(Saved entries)
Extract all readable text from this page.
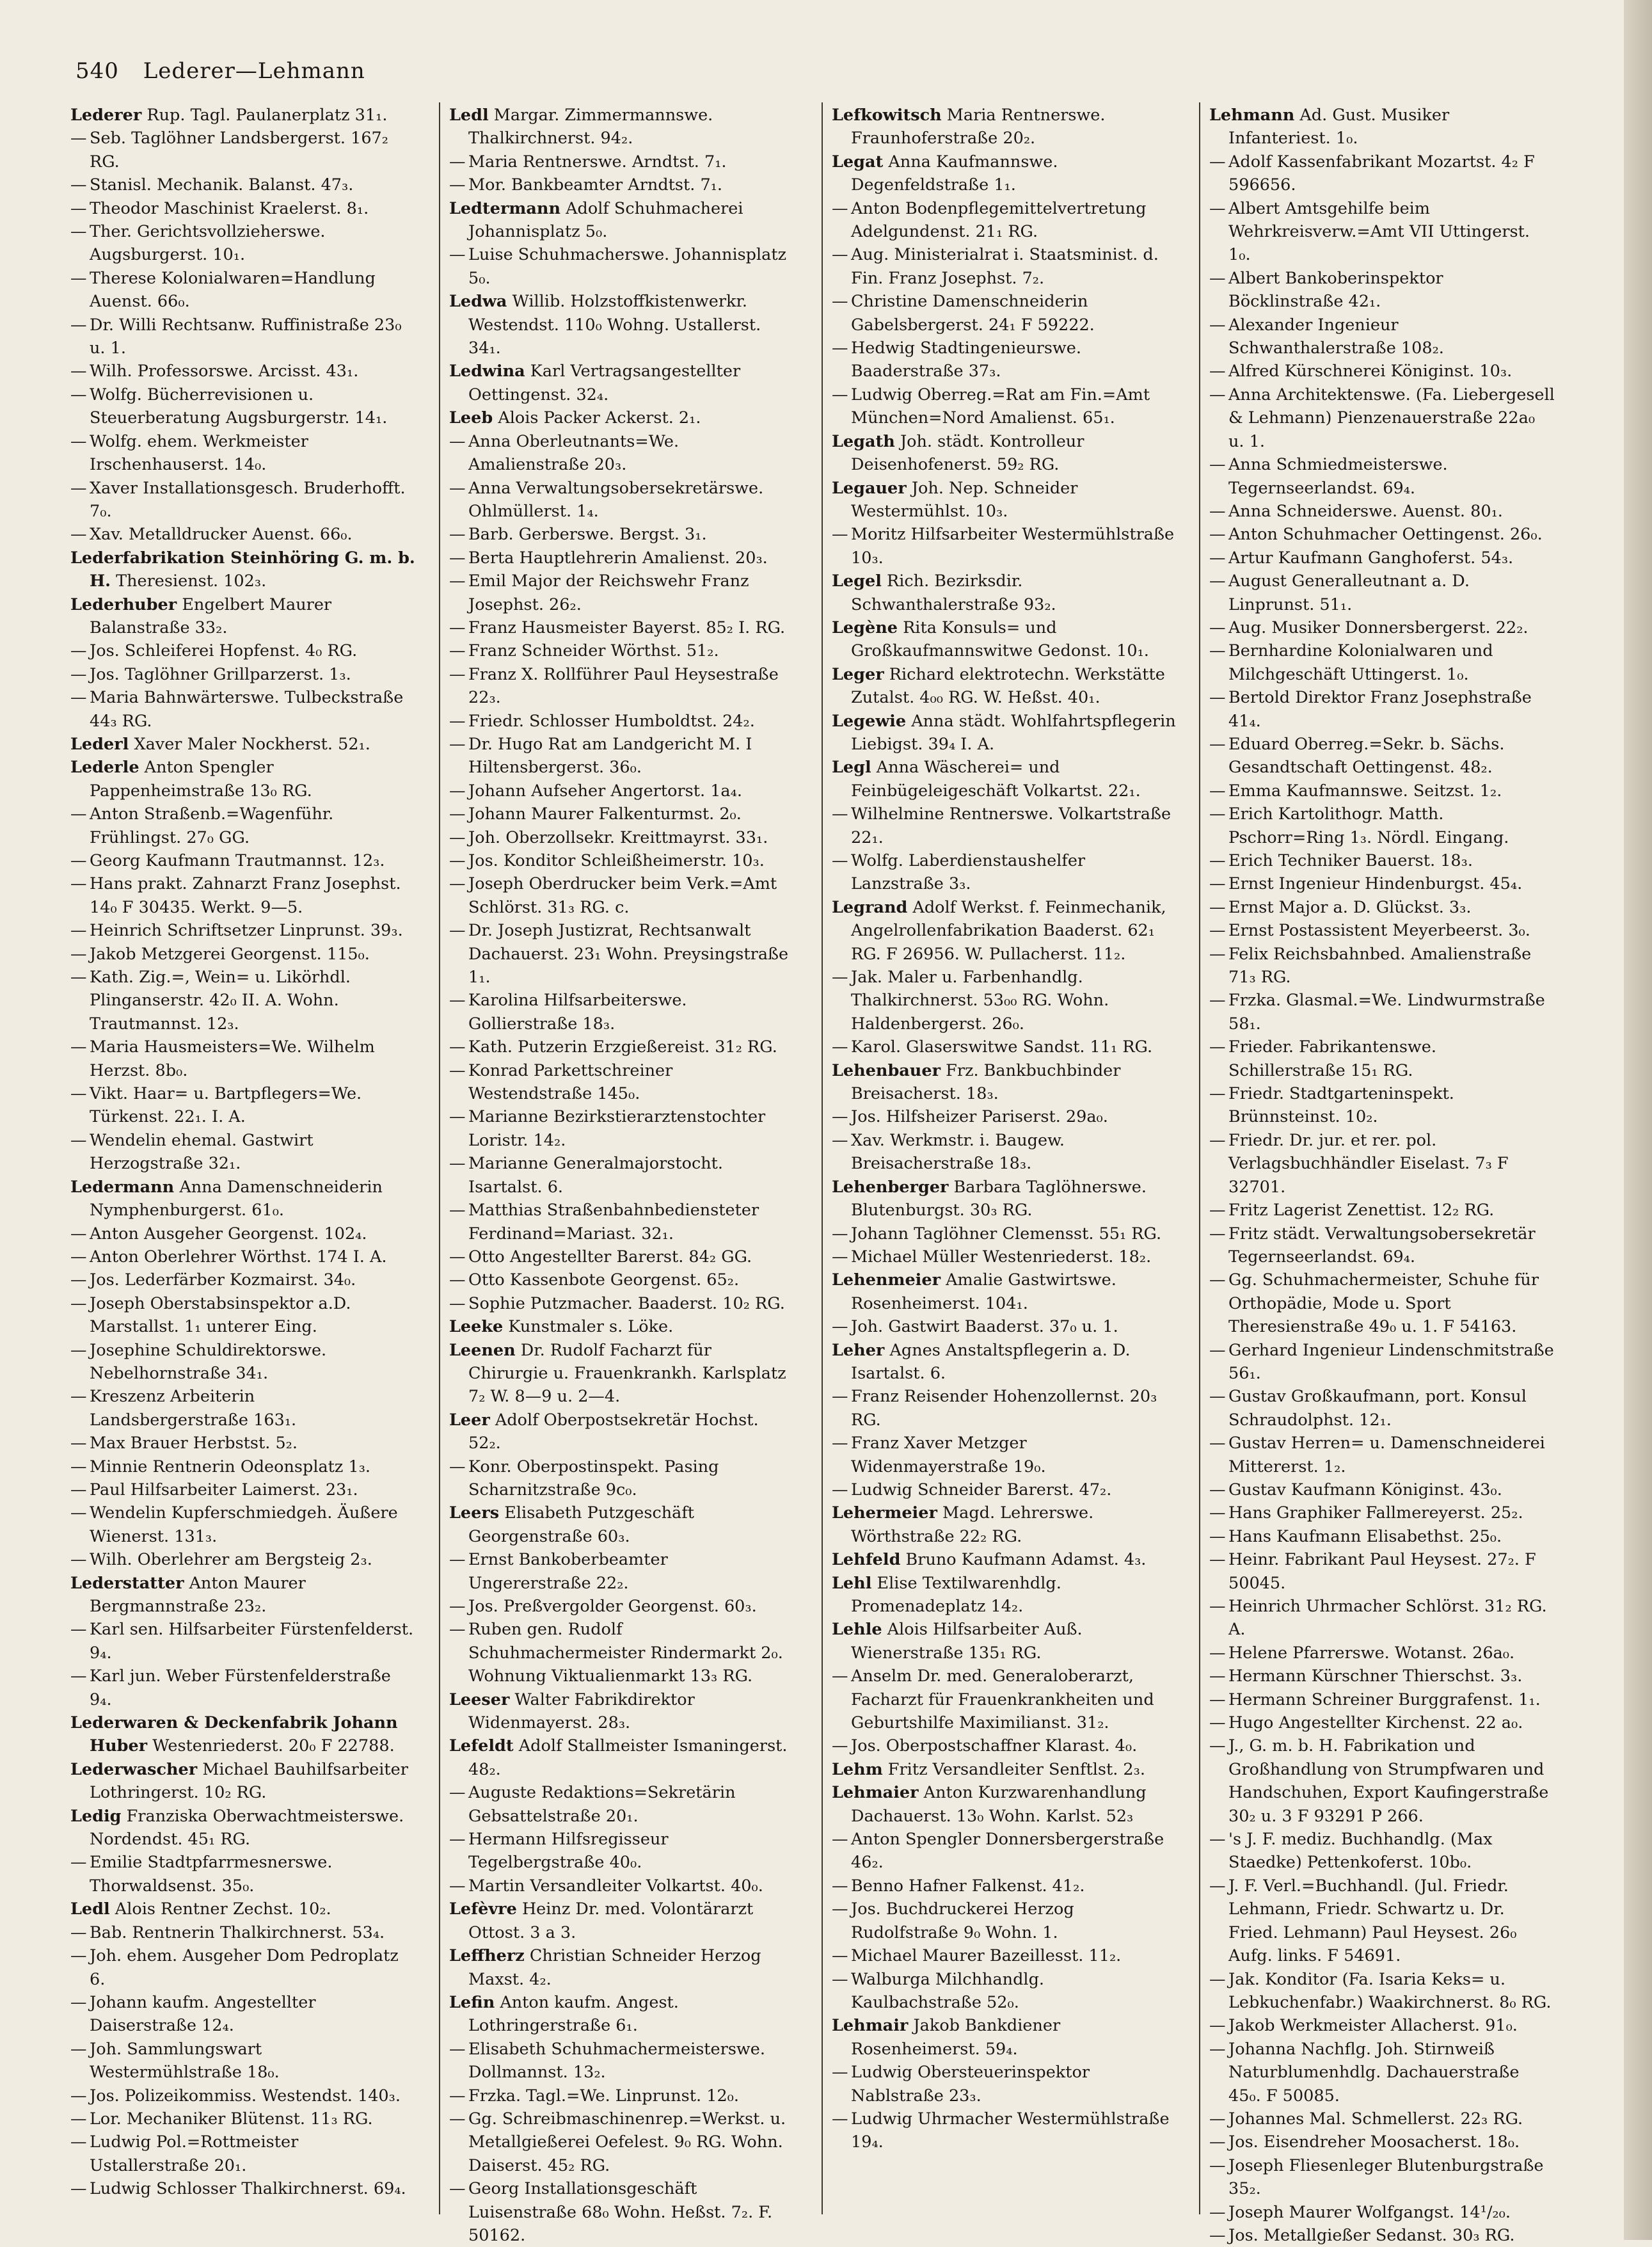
540 Lederer—Lehmann

Lederer Rup. Tagl. Paulanerplatz 31₁.

— Seb. Taglöhner Landsbergerst. 167₂ RG.

— Stanisl. Mechanik. Balanst. 47₃.

— Theodor Maschinist Kraelerst. 8₁.

— Ther. Gerichtsvollzieherswe. Augsburgerst. 10₁.

— Therese Kolonialwaren=Handlung Auenst. 66₀.

— Dr. Willi Rechtsanw. Ruffinistraße 23₀ u. 1.

— Wilh. Professorswe. Arcisst. 43₁.

— Wolfg. Bücherrevisionen u. Steuerberatung Augsburgerstr. 14₁.

— Wolfg. ehem. Werkmeister Irschenhauserst. 14₀.

— Xaver Installationsgesch. Bruderhofft. 7₀.

— Xav. Metalldrucker Auenst. 66₀.

Lederfabrikation Steinhöring G. m. b. H. Theresienst. 102₃.

Lederhuber Engelbert Maurer Balanstraße 33₂.

— Jos. Schleiferei Hopfenst. 4₀ RG.

— Jos. Taglöhner Grillparzerst. 1₃.

— Maria Bahnwärterswe. Tulbeckstraße 44₃ RG.

Lederl Xaver Maler Nockherst. 52₁.

Lederle Anton Spengler Pappenheimstraße 13₀ RG.

— Anton Straßenb.=Wagenführ. Frühlingst. 27₀ GG.

— Georg Kaufmann Trautmannst. 12₃.

— Hans prakt. Zahnarzt Franz Josephst. 14₀ F 30435. Werkt. 9—5.

— Heinrich Schriftsetzer Linprunst. 39₃.

— Jakob Metzgerei Georgenst. 115₀.

— Kath. Zig.=, Wein= u. Likörhdl. Plinganserstr. 42₀ II. A. Wohn. Trautmannst. 12₃.

— Maria Hausmeisters=We. Wilhelm Herzst. 8b₀.

— Vikt. Haar= u. Bartpflegers=We. Türkenst. 22₁. I. A.

— Wendelin ehemal. Gastwirt Herzogstraße 32₁.

Ledermann Anna Damenschneiderin Nymphenburgerst. 61₀.

— Anton Ausgeher Georgenst. 102₄.

— Anton Oberlehrer Wörthst. 174 I. A.

— Jos. Lederfärber Kozmairst. 34₀.

— Joseph Oberstabsinspektor a.D. Marstallst. 1₁ unterer Eing.

— Josephine Schuldirektorswe. Nebelhornstraße 34₁.

— Kreszenz Arbeiterin Landsbergerstraße 163₁.

— Max Brauer Herbstst. 5₂.

— Minnie Rentnerin Odeonsplatz 1₃.

— Paul Hilfsarbeiter Laimerst. 23₁.

— Wendelin Kupferschmiedgeh. Äußere Wienerst. 131₃.

— Wilh. Oberlehrer am Bergsteig 2₃.

Lederstatter Anton Maurer Bergmannstraße 23₂.

— Karl sen. Hilfsarbeiter Fürstenfelderst. 9₄.

— Karl jun. Weber Fürstenfelderstraße 9₄.

Lederwaren & Deckenfabrik Johann Huber Westenriederst. 20₀ F 22788.

Lederwascher Michael Bauhilfsarbeiter Lothringerst. 10₂ RG.

Ledig Franziska Oberwachtmeisterswe. Nordendst. 45₁ RG.

— Emilie Stadtpfarrmesnerswe. Thorwaldsenst. 35₀.

Ledl Alois Rentner Zechst. 10₂.

— Bab. Rentnerin Thalkirchnerst. 53₄.

— Joh. ehem. Ausgeher Dom Pedroplatz 6.

— Johann kaufm. Angestellter Daiserstraße 12₄.

— Joh. Sammlungswart Westermühlstraße 18₀.

— Jos. Polizeikommiss. Westendst. 140₃.

— Lor. Mechaniker Blütenst. 11₃ RG.

— Ludwig Pol.=Rottmeister Ustallerstraße 20₁.

— Ludwig Schlosser Thalkirchnerst. 69₄.

Ledl Margar. Zimmermannswe. Thalkirchnerst. 94₂.

— Maria Rentnerswe. Arndtst. 7₁.

— Mor. Bankbeamter Arndtst. 7₁.

Ledtermann Adolf Schuhmacherei Johannisplatz 5₀.

— Luise Schuhmacherswe. Johannisplatz 5₀.

Ledwa Willib. Holzstoffkistenwerkr. Westendst. 110₀ Wohng. Ustallerst. 34₁.

Ledwina Karl Vertragsangestellter Oettingenst. 32₄.

Leeb Alois Packer Ackerst. 2₁.

— Anna Oberleutnants=We. Amalienstraße 20₃.

— Anna Verwaltungsobersekretärswe. Ohlmüllerst. 1₄.

— Barb. Gerberswe. Bergst. 3₁.

— Berta Hauptlehrerin Amalienst. 20₃.

— Emil Major der Reichswehr Franz Josephst. 26₂.

— Franz Hausmeister Bayerst. 85₂ I. RG.

— Franz Schneider Wörthst. 51₂.

— Franz X. Rollführer Paul Heysestraße 22₃.

— Friedr. Schlosser Humboldtst. 24₂.

— Dr. Hugo Rat am Landgericht M. I Hiltensbergerst. 36₀.

— Johann Aufseher Angertorst. 1a₄.

— Johann Maurer Falkenturmst. 2₀.

— Joh. Oberzollsekr. Kreittmayrst. 33₁.

— Jos. Konditor Schleißheimerstr. 10₃.

— Joseph Oberdrucker beim Verk.=Amt Schlörst. 31₃ RG. c.

— Dr. Joseph Justizrat, Rechtsanwalt Dachauerst. 23₁ Wohn. Preysingstraße 1₁.

— Karolina Hilfsarbeiterswe. Gollierstraße 18₃.

— Kath. Putzerin Erzgießereist. 31₂ RG.

— Konrad Parkettschreiner Westendstraße 145₀.

— Marianne Bezirkstierarztenstochter Loristr. 14₂.

— Marianne Generalmajorstocht. Isartalst. 6.

— Matthias Straßenbahnbediensteter Ferdinand=Mariast. 32₁.

— Otto Angestellter Barerst. 84₂ GG.

— Otto Kassenbote Georgenst. 65₂.

— Sophie Putzmacher. Baaderst. 10₂ RG.

Leeke Kunstmaler s. Löke.

Leenen Dr. Rudolf Facharzt für Chirurgie u. Frauenkrankh. Karlsplatz 7₂ W. 8—9 u. 2—4.

Leer Adolf Oberpostsekretär Hochst. 52₂.

— Konr. Oberpostinspekt. Pasing Scharnitzstraße 9c₀.

Leers Elisabeth Putzgeschäft Georgenstraße 60₃.

— Ernst Bankoberbeamter Ungererstraße 22₂.

— Jos. Preßvergolder Georgenst. 60₃.

— Ruben gen. Rudolf Schuhmachermeister Rindermarkt 2₀. Wohnung Viktualienmarkt 13₃ RG.

Leeser Walter Fabrikdirektor Widenmayerst. 28₃.

Lefeldt Adolf Stallmeister Ismaningerst. 48₂.

— Auguste Redaktions=Sekretärin Gebsattelstraße 20₁.

— Hermann Hilfsregisseur Tegelbergstraße 40₀.

— Martin Versandleiter Volkartst. 40₀.

Lefèvre Heinz Dr. med. Volontärarzt Ottost. 3 a 3.

Leffherz Christian Schneider Herzog Maxst. 4₂.

Lefin Anton kaufm. Angest. Lothringerstraße 6₁.

— Elisabeth Schuhmachermeisterswe. Dollmannst. 13₂.

— Frzka. Tagl.=We. Linprunst. 12₀.

— Gg. Schreibmaschinenrep.=Werkst. u. Metallgießerei Oefelest. 9₀ RG. Wohn. Daiserst. 45₂ RG.

— Georg Installationsgeschäft Luisenstraße 68₀ Wohn. Heßst. 7₂. F. 50162.

Lefkowitsch Maria Rentnerswe. Fraunhoferstraße 20₂.

Legat Anna Kaufmannswe. Degenfeldstraße 1₁.

— Anton Bodenpflegemittelvertretung Adelgundenst. 21₁ RG.

— Aug. Ministerialrat i. Staatsminist. d. Fin. Franz Josephst. 7₂.

— Christine Damenschneiderin Gabelsbergerst. 24₁ F 59222.

— Hedwig Stadtingenieurswe. Baaderstraße 37₃.

— Ludwig Oberreg.=Rat am Fin.=Amt München=Nord Amalienst. 65₁.

Legath Joh. städt. Kontrolleur Deisenhofenerst. 59₂ RG.

Legauer Joh. Nep. Schneider Westermühlst. 10₃.

— Moritz Hilfsarbeiter Westermühlstraße 10₃.

Legel Rich. Bezirksdir. Schwanthalerstraße 93₂.

Legène Rita Konsuls= und Großkaufmannswitwe Gedonst. 10₁.

Leger Richard elektrotechn. Werkstätte Zutalst. 4₀₀ RG. W. Heßst. 40₁.

Legewie Anna städt. Wohlfahrtspflegerin Liebigst. 39₄ I. A.

Legl Anna Wäscherei= und Feinbügeleigeschäft Volkartst. 22₁.

— Wilhelmine Rentnerswe. Volkartstraße 22₁.

— Wolfg. Laberdienstaushelfer Lanzstraße 3₃.

Legrand Adolf Werkst. f. Feinmechanik, Angelrollenfabrikation Baaderst. 62₁ RG. F 26956. W. Pullacherst. 11₂.

— Jak. Maler u. Farbenhandlg. Thalkirchnerst. 53₀₀ RG. Wohn. Haldenbergerst. 26₀.

— Karol. Glaserswitwe Sandst. 11₁ RG.

Lehenbauer Frz. Bankbuchbinder Breisacherst. 18₃.

— Jos. Hilfsheizer Pariserst. 29a₀.

— Xav. Werkmstr. i. Baugew. Breisacherstraße 18₃.

Lehenberger Barbara Taglöhnerswe. Blutenburgst. 30₃ RG.

— Johann Taglöhner Clemensst. 55₁ RG.

— Michael Müller Westenriederst. 18₂.

Lehenmeier Amalie Gastwirtswe. Rosenheimerst. 104₁.

— Joh. Gastwirt Baaderst. 37₀ u. 1.

Leher Agnes Anstaltspflegerin a. D. Isartalst. 6.

— Franz Reisender Hohenzollernst. 20₃ RG.

— Franz Xaver Metzger Widenmayerstraße 19₀.

— Ludwig Schneider Barerst. 47₂.

Lehermeier Magd. Lehrerswe. Wörthstraße 22₂ RG.

Lehfeld Bruno Kaufmann Adamst. 4₃.

Lehl Elise Textilwarenhdlg. Promenadeplatz 14₂.

Lehle Alois Hilfsarbeiter Auß. Wienerstraße 135₁ RG.

— Anselm Dr. med. Generaloberarzt, Facharzt für Frauenkrankheiten und Geburtshilfe Maximilianst. 31₂.

— Jos. Oberpostschaffner Klarast. 4₀.

Lehm Fritz Versandleiter Senftlst. 2₃.

Lehmaier Anton Kurzwarenhandlung Dachauerst. 13₀ Wohn. Karlst. 52₃

— Anton Spengler Donnersbergerstraße 46₂.

— Benno Hafner Falkenst. 41₂.

— Jos. Buchdruckerei Herzog Rudolfstraße 9₀ Wohn. 1.

— Michael Maurer Bazeillesst. 11₂.

— Walburga Milchhandlg. Kaulbachstraße 52₀.

Lehmair Jakob Bankdiener Rosenheimerst. 59₄.

— Ludwig Obersteuerinspektor Nablstraße 23₃.

— Ludwig Uhrmacher Westermühlstraße 19₄.

Lehmann Ad. Gust. Musiker Infanteriest. 1₀.

— Adolf Kassenfabrikant Mozartst. 4₂ F 596656.

— Albert Amtsgehilfe beim Wehrkreisverw.=Amt VII Uttingerst. 1₀.

— Albert Bankoberinspektor Böcklinstraße 42₁.

— Alexander Ingenieur Schwanthalerstraße 108₂.

— Alfred Kürschnerei Königinst. 10₃.

— Anna Architektenswe. (Fa. Liebergesell & Lehmann) Pienzenauerstraße 22a₀ u. 1.

— Anna Schmiedmeisterswe. Tegernseerlandst. 69₄.

— Anna Schneiderswe. Auenst. 80₁.

— Anton Schuhmacher Oettingenst. 26₀.

— Artur Kaufmann Ganghoferst. 54₃.

— August Generalleutnant a. D. Linprunst. 51₁.

— Aug. Musiker Donnersbergerst. 22₂.

— Bernhardine Kolonialwaren und Milchgeschäft Uttingerst. 1₀.

— Bertold Direktor Franz Josephstraße 41₄.

— Eduard Oberreg.=Sekr. b. Sächs. Gesandtschaft Oettingenst. 48₂.

— Emma Kaufmannswe. Seitzst. 1₂.

— Erich Kartolithogr. Matth. Pschorr=Ring 1₃. Nördl. Eingang.

— Erich Techniker Bauerst. 18₃.

— Ernst Ingenieur Hindenburgst. 45₄.

— Ernst Major a. D. Glückst. 3₃.

— Ernst Postassistent Meyerbeerst. 3₀.

— Felix Reichsbahnbed. Amalienstraße 71₃ RG.

— Frzka. Glasmal.=We. Lindwurmstraße 58₁.

— Frieder. Fabrikantenswe. Schillerstraße 15₁ RG.

— Friedr. Stadtgarteninspekt. Brünnsteinst. 10₂.

— Friedr. Dr. jur. et rer. pol. Verlagsbuchhändler Eiselast. 7₃ F 32701.

— Fritz Lagerist Zenettist. 12₂ RG.

— Fritz städt. Verwaltungsobersekretär Tegernseerlandst. 69₄.

— Gg. Schuhmachermeister, Schuhe für Orthopädie, Mode u. Sport Theresienstraße 49₀ u. 1. F 54163.

— Gerhard Ingenieur Lindenschmitstraße 56₁.

— Gustav Großkaufmann, port. Konsul Schraudolphst. 12₁.

— Gustav Herren= u. Damenschneiderei Mittererst. 1₂.

— Gustav Kaufmann Königinst. 43₀.

— Hans Graphiker Fallmereyerst. 25₂.

— Hans Kaufmann Elisabethst. 25₀.

— Heinr. Fabrikant Paul Heysest. 27₂. F 50045.

— Heinrich Uhrmacher Schlörst. 31₂ RG. A.

— Helene Pfarrerswe. Wotanst. 26a₀.

— Hermann Kürschner Thierschst. 3₃.

— Hermann Schreiner Burggrafenst. 1₁.

— Hugo Angestellter Kirchenst. 22 a₀.

— J., G. m. b. H. Fabrikation und Großhandlung von Strumpfwaren und Handschuhen, Export Kaufingerstraße 30₂ u. 3 F 93291 P 266.

— 's J. F. mediz. Buchhandlg. (Max Staedke) Pettenkoferst. 10b₀.

— J. F. Verl.=Buchhandl. (Jul. Friedr. Lehmann, Friedr. Schwartz u. Dr. Fried. Lehmann) Paul Heysest. 26₀ Aufg. links. F 54691.

— Jak. Konditor (Fa. Isaria Keks= u. Lebkuchenfabr.) Waakirchnerst. 8₀ RG.

— Jakob Werkmeister Allacherst. 91₀.

— Johanna Nachflg. Joh. Stirnweiß Naturblumenhdlg. Dachauerstraße 45₀. F 50085.

— Johannes Mal. Schmellerst. 22₃ RG.

— Jos. Eisendreher Moosacherst. 18₀.

— Joseph Fliesenleger Blutenburgstraße 35₂.

— Joseph Maurer Wolfgangst. 14¹/₂₀.

— Jos. Metallgießer Sedanst. 30₃ RG.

# The task
Report the number of lines in the listing that include the string "Oettingenst"; give nothing but the number.

# The result
3